**EXERCISE REQUIREMENTS**: Give only the number of lines that include the string "pattern".

**DATA EXTRACT**:

==========

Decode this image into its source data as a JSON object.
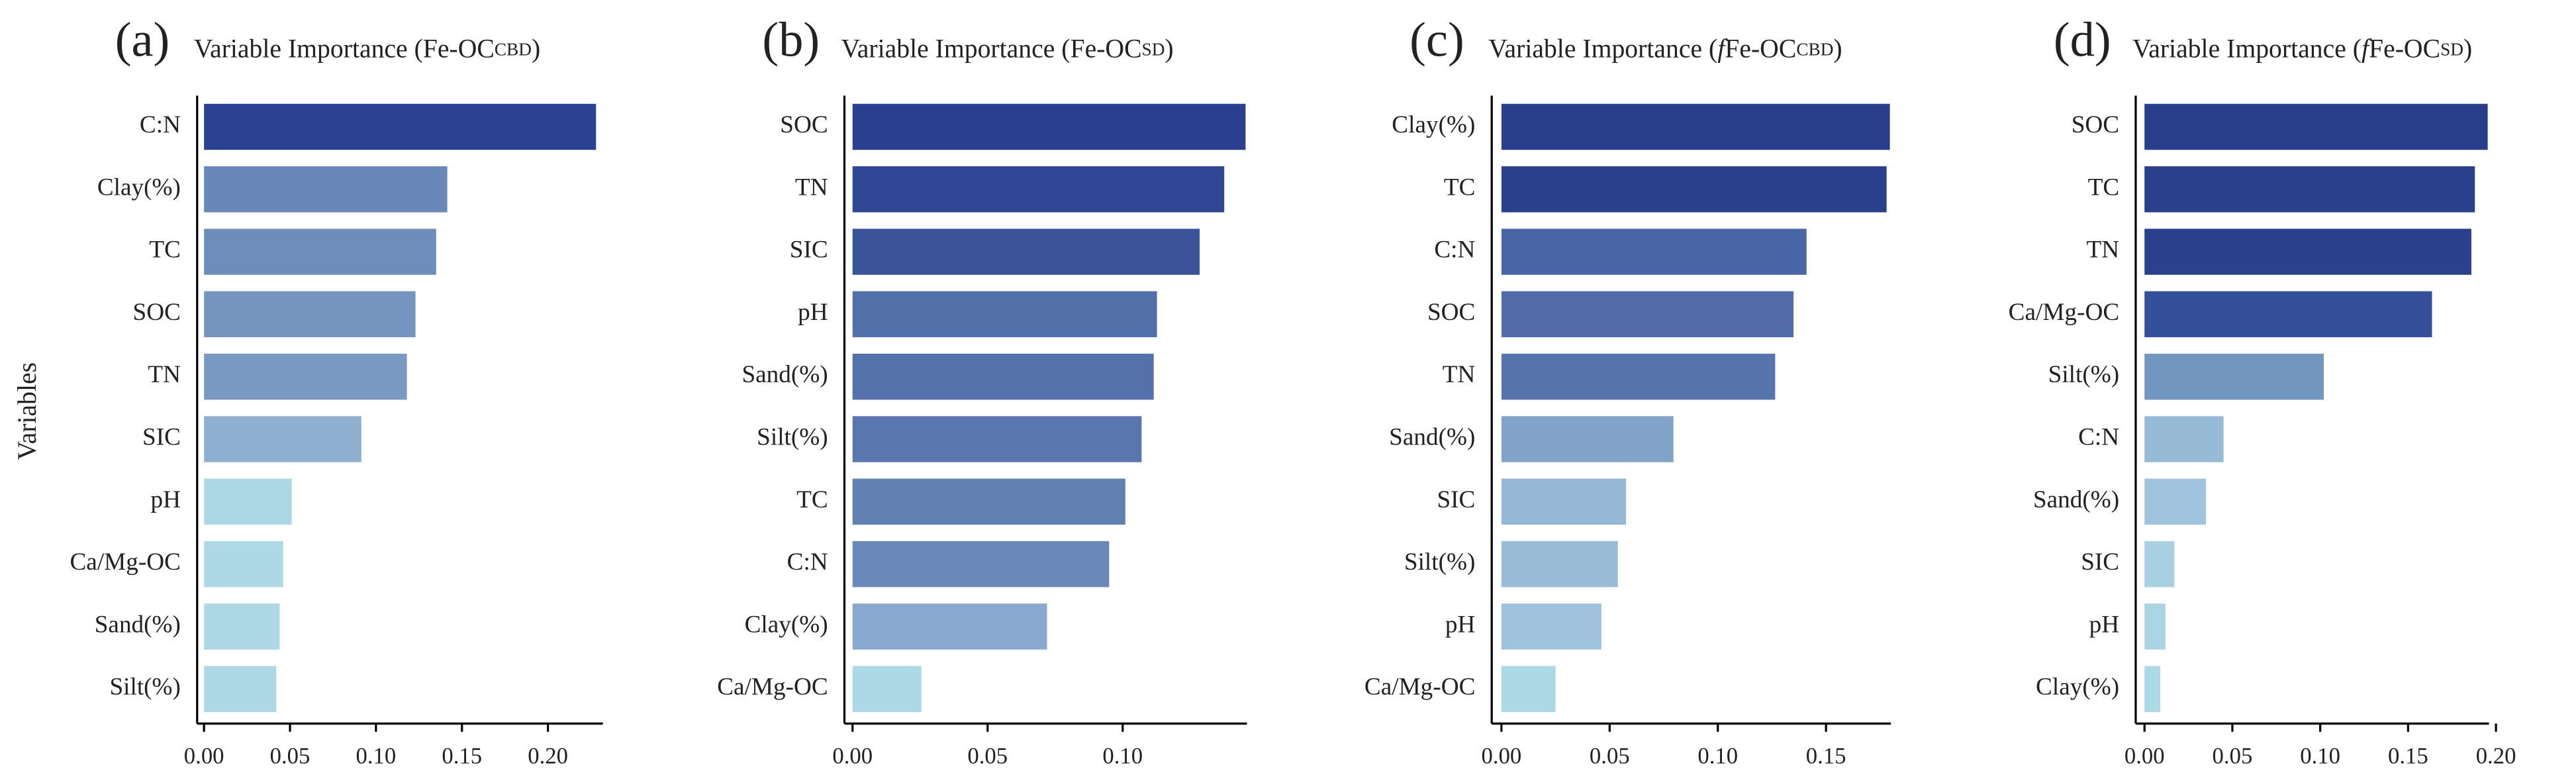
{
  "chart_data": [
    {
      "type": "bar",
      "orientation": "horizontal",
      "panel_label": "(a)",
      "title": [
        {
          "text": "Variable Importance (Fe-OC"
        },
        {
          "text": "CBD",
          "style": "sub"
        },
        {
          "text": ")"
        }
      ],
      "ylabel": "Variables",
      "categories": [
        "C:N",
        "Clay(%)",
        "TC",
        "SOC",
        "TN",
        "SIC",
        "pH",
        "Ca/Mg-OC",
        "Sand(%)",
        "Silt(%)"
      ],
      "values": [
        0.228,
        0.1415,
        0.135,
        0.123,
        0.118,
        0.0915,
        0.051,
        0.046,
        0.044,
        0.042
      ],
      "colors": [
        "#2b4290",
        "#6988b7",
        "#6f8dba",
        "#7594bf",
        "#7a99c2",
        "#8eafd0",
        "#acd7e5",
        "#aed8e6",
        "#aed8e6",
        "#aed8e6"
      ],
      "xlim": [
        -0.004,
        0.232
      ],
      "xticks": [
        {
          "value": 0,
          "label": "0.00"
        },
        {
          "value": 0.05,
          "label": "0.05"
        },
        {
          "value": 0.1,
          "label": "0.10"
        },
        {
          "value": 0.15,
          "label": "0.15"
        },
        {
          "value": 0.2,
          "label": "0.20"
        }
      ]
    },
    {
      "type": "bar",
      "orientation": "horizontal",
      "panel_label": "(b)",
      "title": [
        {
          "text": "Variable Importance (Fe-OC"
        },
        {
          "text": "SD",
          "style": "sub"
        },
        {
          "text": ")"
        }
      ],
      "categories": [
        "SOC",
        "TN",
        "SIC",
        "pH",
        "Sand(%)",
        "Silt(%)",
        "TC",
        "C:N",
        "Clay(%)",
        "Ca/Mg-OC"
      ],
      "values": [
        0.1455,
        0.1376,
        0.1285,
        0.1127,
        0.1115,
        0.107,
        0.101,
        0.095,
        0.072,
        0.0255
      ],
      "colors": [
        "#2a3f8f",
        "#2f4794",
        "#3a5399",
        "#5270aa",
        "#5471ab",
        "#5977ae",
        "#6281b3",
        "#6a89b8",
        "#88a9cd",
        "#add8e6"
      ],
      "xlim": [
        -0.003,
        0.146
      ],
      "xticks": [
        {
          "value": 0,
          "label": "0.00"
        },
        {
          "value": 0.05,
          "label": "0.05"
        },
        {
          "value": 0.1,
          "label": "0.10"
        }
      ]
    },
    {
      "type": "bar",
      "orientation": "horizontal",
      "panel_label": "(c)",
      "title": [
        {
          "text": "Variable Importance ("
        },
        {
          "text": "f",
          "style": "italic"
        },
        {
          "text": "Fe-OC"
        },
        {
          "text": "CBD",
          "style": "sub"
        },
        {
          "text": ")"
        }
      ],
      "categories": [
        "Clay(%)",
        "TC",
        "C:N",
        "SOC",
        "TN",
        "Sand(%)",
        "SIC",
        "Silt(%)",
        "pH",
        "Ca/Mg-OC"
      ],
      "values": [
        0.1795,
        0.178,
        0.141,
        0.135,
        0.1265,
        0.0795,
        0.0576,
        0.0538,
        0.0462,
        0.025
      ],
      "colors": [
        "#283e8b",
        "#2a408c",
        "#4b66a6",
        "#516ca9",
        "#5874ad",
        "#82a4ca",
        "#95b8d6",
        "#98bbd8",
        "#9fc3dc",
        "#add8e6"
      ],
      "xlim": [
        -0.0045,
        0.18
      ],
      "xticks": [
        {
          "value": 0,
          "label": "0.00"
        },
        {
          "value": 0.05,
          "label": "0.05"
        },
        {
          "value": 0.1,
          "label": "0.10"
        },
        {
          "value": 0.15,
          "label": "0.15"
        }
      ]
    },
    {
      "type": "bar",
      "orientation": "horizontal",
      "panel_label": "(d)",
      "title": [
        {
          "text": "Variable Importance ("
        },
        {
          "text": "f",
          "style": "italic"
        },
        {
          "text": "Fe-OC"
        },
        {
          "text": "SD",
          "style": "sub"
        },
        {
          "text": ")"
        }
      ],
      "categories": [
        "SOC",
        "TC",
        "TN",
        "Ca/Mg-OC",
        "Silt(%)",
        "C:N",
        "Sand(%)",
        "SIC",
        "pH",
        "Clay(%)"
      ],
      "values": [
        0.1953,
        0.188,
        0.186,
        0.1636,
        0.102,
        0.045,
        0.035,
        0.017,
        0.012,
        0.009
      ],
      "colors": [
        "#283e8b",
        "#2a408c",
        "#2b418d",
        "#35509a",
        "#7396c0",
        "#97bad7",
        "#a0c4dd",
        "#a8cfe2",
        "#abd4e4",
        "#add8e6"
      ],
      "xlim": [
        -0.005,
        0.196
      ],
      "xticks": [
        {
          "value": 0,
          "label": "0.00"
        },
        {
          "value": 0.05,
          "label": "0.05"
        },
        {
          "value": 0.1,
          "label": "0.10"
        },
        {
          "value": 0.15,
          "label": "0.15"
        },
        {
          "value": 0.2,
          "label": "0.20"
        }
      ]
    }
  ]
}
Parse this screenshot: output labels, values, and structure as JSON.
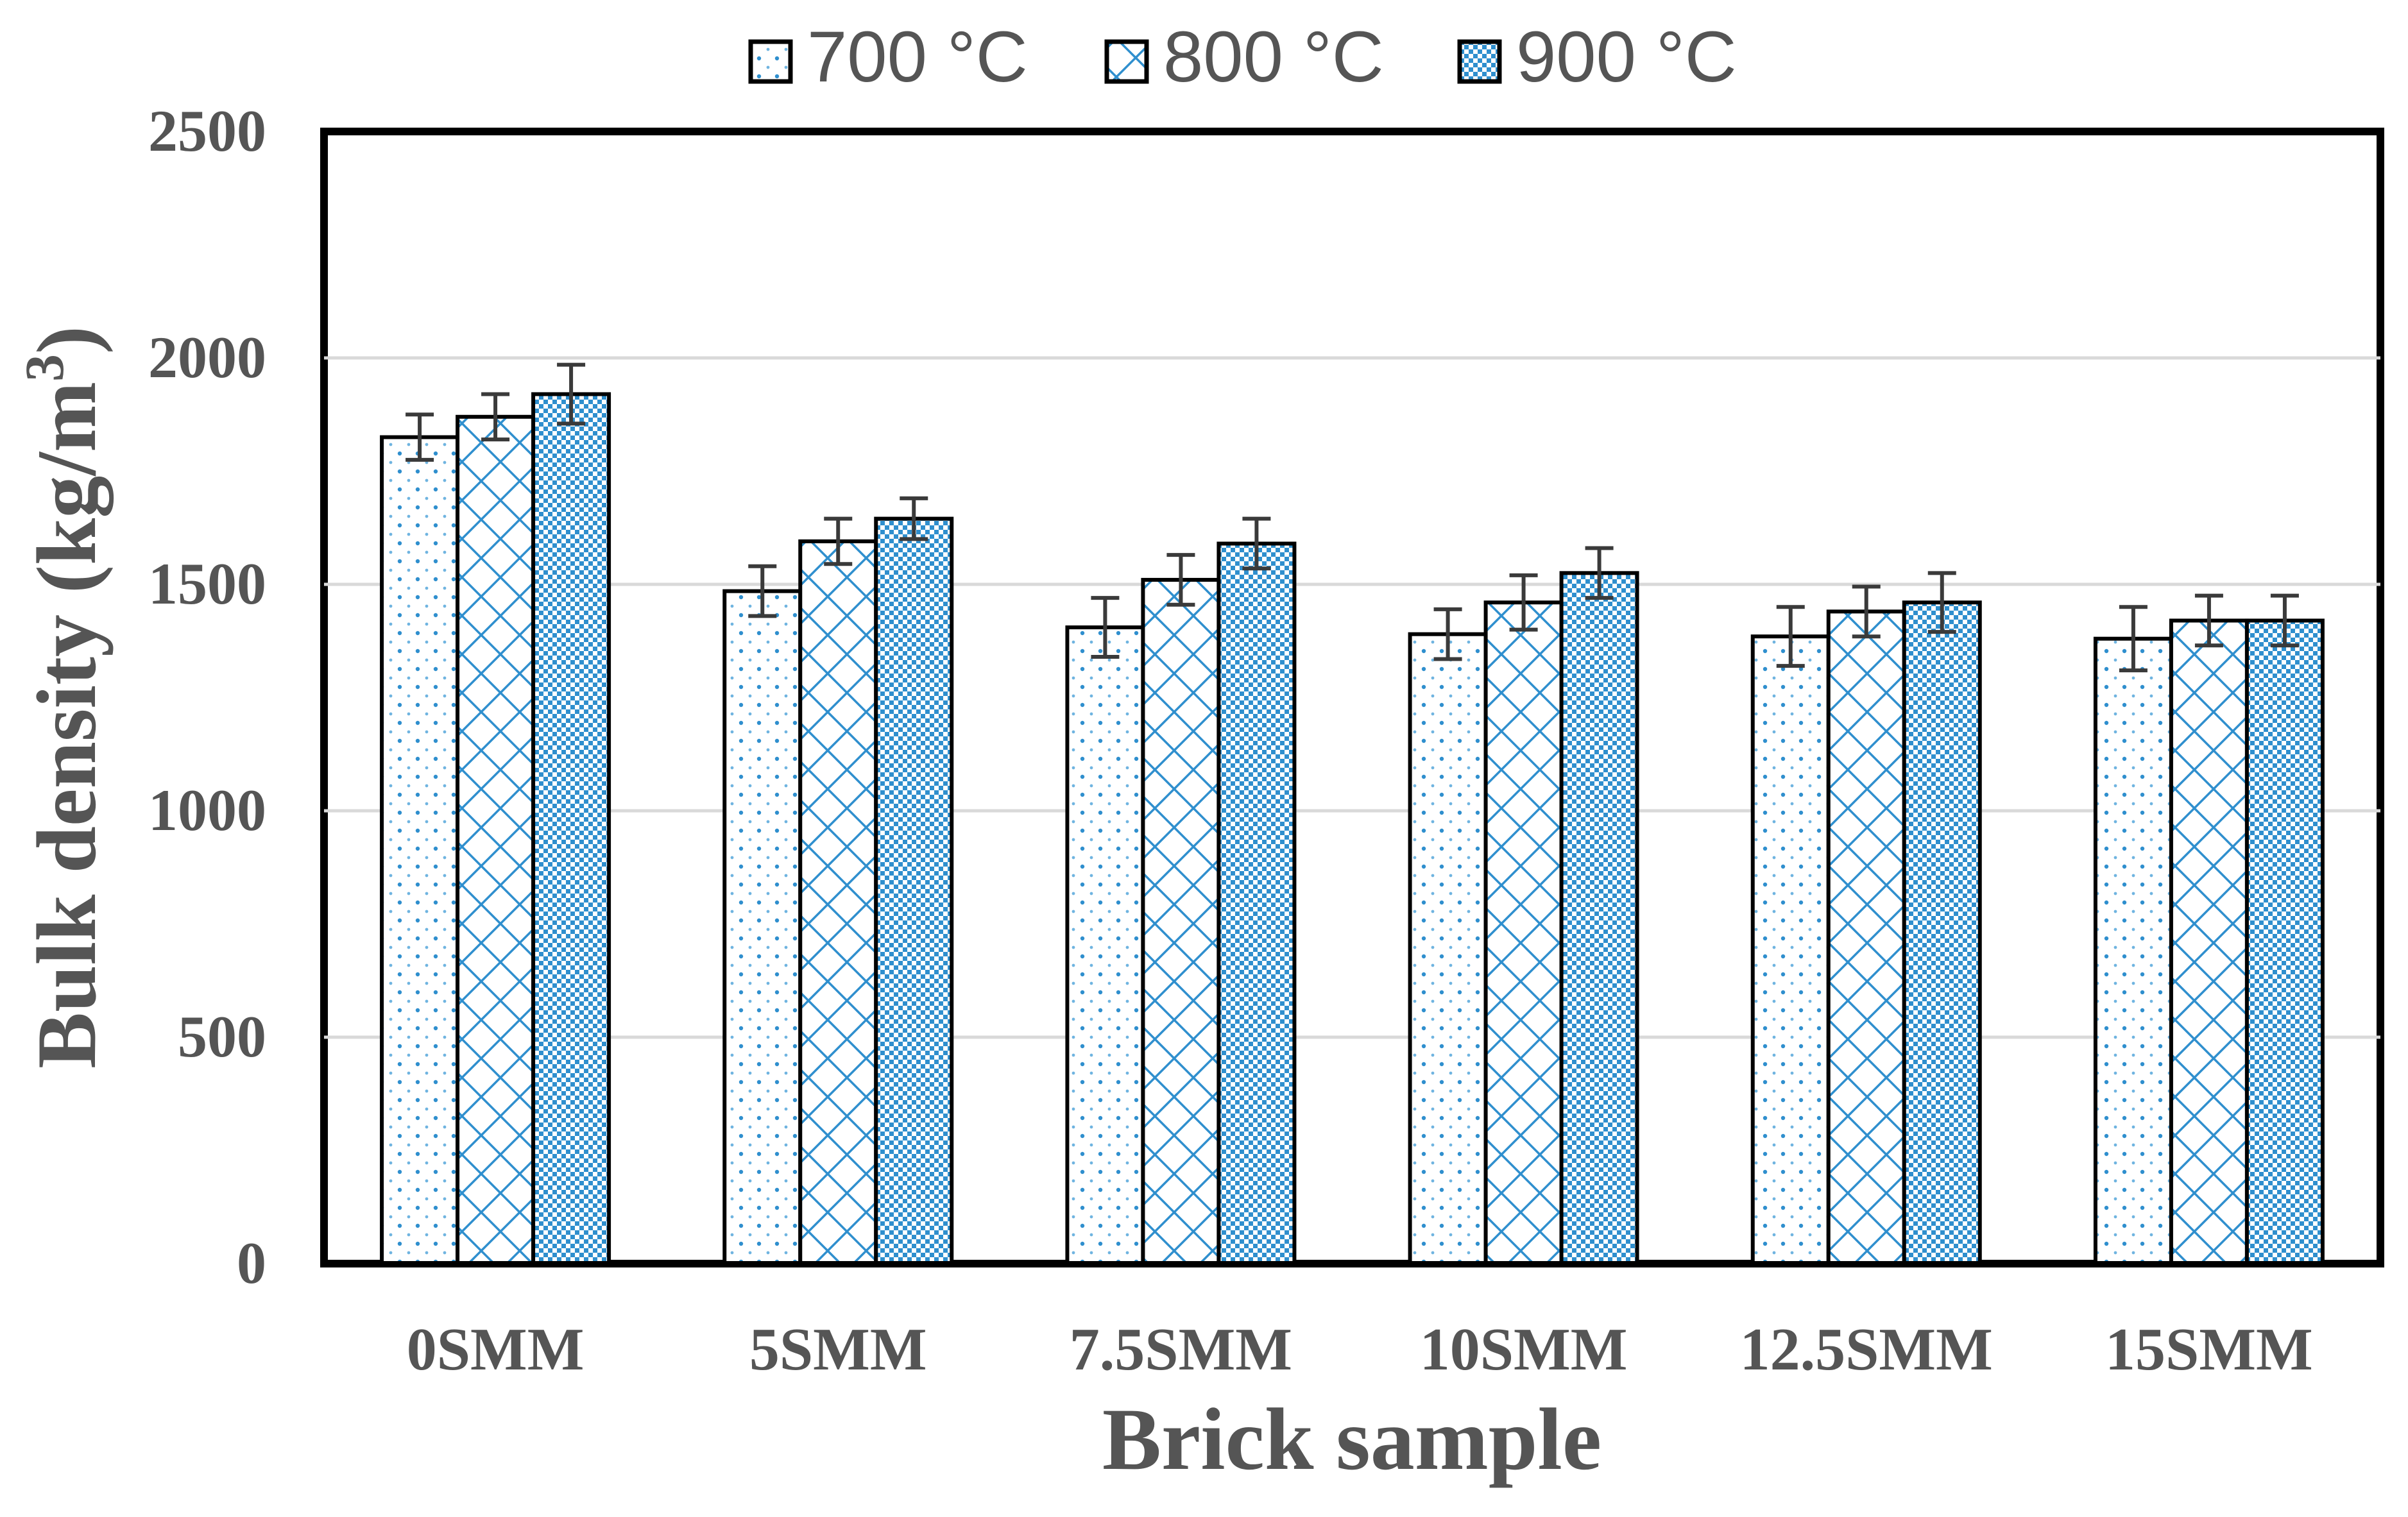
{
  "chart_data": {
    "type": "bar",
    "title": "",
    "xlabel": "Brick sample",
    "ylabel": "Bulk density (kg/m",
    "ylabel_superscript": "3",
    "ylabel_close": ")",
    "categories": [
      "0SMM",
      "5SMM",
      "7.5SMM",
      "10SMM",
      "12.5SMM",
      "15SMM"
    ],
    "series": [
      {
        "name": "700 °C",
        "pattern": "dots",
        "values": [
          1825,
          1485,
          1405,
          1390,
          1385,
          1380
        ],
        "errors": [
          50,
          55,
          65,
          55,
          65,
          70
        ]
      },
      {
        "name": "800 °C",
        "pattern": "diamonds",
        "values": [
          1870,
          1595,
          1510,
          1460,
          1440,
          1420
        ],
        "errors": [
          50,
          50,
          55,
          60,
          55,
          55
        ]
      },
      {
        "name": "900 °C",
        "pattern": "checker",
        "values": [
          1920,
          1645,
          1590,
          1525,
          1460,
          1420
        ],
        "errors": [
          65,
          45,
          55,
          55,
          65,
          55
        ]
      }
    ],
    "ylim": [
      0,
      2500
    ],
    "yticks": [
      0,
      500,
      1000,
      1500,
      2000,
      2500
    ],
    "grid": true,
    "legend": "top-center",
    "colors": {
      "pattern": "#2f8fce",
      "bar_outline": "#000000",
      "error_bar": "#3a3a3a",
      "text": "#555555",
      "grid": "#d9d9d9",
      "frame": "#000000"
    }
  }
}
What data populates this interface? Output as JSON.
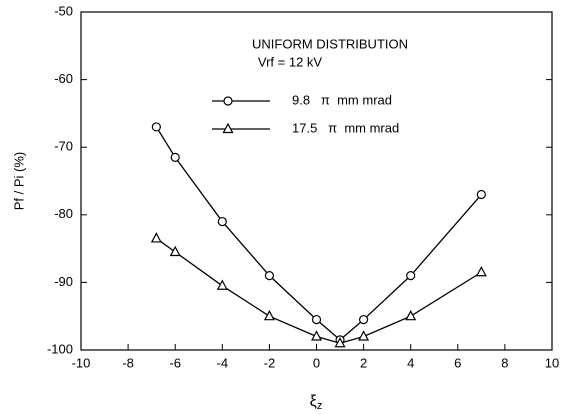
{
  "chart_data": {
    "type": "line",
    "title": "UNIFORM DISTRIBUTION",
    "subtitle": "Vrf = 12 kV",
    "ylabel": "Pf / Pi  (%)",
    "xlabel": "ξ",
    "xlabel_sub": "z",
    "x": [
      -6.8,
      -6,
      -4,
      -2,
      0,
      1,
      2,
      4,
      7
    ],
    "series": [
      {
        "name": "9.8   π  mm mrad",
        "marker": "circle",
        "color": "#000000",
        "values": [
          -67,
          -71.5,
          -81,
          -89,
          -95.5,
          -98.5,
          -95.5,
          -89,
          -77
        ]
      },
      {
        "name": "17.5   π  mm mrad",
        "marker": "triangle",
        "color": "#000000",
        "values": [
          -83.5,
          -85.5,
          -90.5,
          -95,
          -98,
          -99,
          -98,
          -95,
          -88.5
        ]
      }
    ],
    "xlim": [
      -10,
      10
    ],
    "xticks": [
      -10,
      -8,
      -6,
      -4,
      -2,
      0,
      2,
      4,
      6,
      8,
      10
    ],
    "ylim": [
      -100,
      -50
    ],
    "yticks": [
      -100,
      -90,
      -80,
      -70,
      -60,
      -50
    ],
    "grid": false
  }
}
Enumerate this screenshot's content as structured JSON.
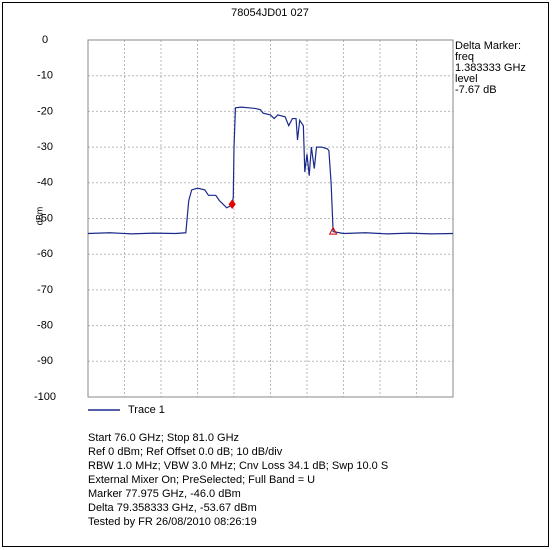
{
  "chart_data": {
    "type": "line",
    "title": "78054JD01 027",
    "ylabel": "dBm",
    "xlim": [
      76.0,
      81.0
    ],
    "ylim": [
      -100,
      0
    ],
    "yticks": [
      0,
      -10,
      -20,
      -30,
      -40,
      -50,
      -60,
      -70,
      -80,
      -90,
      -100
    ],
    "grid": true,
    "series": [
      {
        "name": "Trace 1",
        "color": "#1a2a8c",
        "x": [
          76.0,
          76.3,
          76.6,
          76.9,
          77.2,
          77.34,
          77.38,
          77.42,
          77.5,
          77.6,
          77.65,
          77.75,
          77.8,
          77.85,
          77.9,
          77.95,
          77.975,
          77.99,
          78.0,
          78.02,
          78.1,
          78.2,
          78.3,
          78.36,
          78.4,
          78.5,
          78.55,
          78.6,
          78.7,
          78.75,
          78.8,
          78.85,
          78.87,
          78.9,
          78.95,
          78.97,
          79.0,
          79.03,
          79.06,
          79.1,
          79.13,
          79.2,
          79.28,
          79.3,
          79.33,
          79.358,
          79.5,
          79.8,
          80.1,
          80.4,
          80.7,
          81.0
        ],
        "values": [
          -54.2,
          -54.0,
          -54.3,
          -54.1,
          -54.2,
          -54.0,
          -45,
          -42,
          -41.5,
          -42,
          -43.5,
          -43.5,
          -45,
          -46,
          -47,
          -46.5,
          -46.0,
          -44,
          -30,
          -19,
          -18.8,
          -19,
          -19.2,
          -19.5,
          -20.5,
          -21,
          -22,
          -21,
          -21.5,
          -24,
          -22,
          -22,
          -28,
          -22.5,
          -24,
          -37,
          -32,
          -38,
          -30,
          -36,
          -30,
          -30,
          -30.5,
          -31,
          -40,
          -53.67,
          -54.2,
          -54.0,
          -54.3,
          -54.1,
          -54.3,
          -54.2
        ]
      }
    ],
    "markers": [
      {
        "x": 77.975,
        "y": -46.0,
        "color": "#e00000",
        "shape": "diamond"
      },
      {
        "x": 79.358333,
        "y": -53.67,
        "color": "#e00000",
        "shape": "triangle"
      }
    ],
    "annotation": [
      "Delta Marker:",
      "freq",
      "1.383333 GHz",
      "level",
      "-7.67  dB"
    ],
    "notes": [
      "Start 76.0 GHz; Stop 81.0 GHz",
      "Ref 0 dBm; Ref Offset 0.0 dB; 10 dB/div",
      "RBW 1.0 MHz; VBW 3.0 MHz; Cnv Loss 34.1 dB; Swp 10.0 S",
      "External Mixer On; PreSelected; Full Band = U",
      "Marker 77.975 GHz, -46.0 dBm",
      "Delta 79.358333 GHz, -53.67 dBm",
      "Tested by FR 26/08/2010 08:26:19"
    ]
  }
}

==========

**RESPONSE TO THE TASK**: 4